* [Document page image records]:
____________________

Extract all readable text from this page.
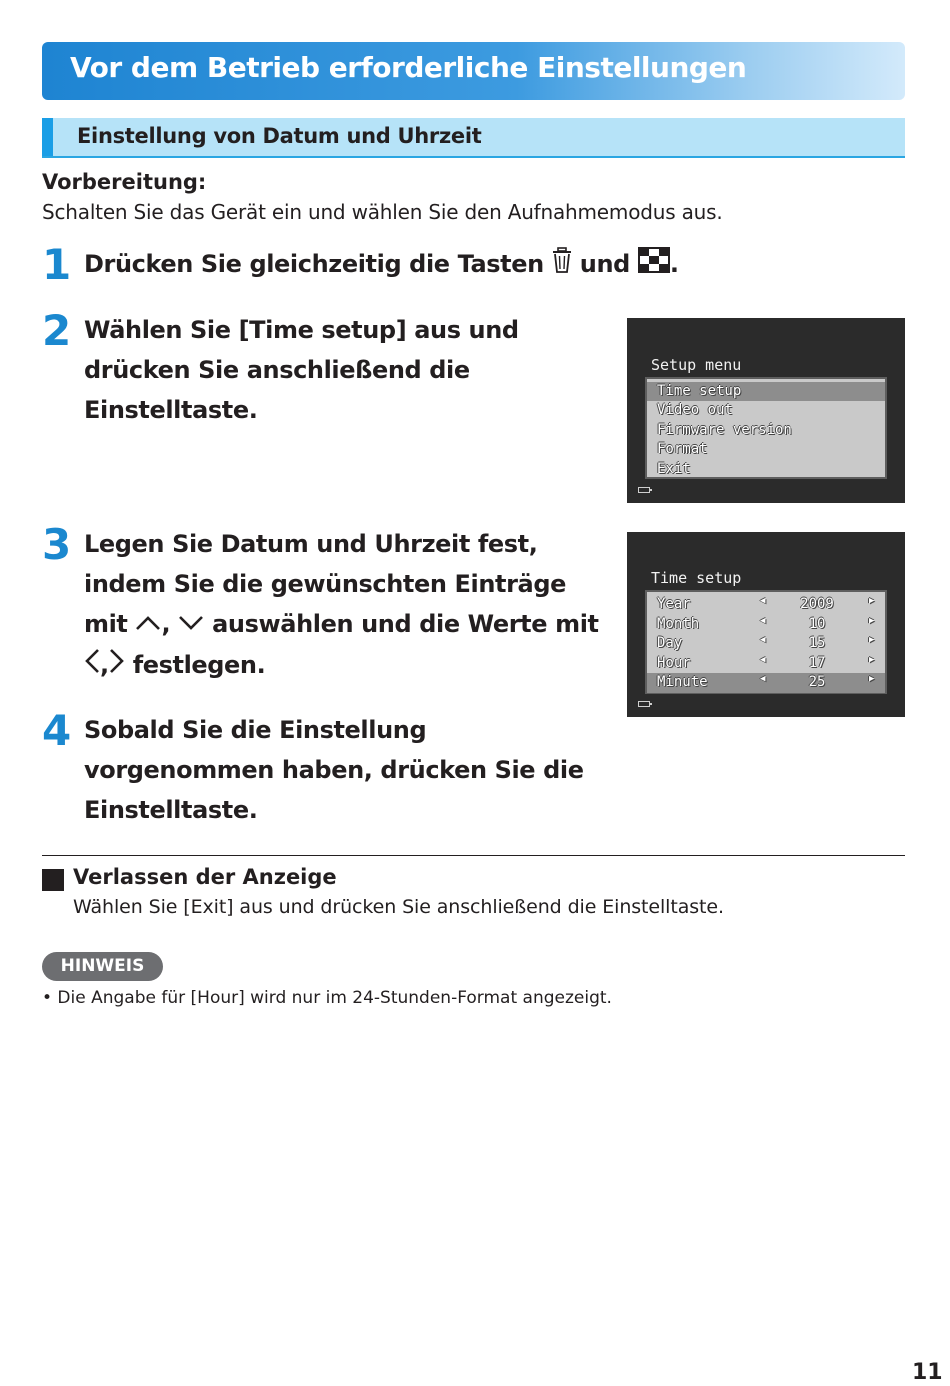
Vor dem Betrieb erforderliche Einstellungen
Einstellung von Datum und Uhrzeit
Vorbereitung:
Schalten Sie das Gerät ein und wählen Sie den Aufnahmemodus aus.
1 Drücken Sie gleichzeitig die Tasten und .
2 Wählen Sie [Time setup] aus und
drücken Sie anschließend die
Einstelltaste.
Setup menu
Time setup
Video out
Firmware version
Format
Exit
3 Legen Sie Datum und Uhrzeit fest,
indem Sie die gewünschten Einträge
mit , auswählen und die Werte mit
, festlegen.
Time setup
Year	◀	2009	▶
Month	◀	10	▶
Day	◀	15	▶
Hour	◀	17	▶
Minute	◀	25	▶
4 Sobald Sie die Einstellung
vorgenommen haben, drücken Sie die
Einstelltaste.
Verlassen der Anzeige
Wählen Sie [Exit] aus und drücken Sie anschließend die Einstelltaste.
HINWEIS
• Die Angabe für [Hour] wird nur im 24-Stunden-Format angezeigt.
11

____________________

* [What you have to do]:
Without the pictures, reproduce every line of the records above exactly.

* [Problem solution]:
Extract all readable text from this page.
Vor dem Betrieb erforderliche Einstellungen
Einstellung von Datum und Uhrzeit
Vorbereitung:
Schalten Sie das Gerät ein und wählen Sie den Aufnahmemodus aus.
1 Drücken Sie gleichzeitig die Tasten und .
2 Wählen Sie [Time setup] aus und
drücken Sie anschließend die
Einstelltaste.
Setup menu
Time setup
Video out
Firmware version
Format
Exit
3 Legen Sie Datum und Uhrzeit fest,
indem Sie die gewünschten Einträge
mit , auswählen und die Werte mit
, festlegen.
Time setup
Year	◀	2009	▶
Month	◀	10	▶
Day	◀	15	▶
Hour	◀	17	▶
Minute	◀	25	▶
4 Sobald Sie die Einstellung
vorgenommen haben, drücken Sie die
Einstelltaste.
Verlassen der Anzeige
Wählen Sie [Exit] aus und drücken Sie anschließend die Einstelltaste.
HINWEIS
• Die Angabe für [Hour] wird nur im 24-Stunden-Format angezeigt.
11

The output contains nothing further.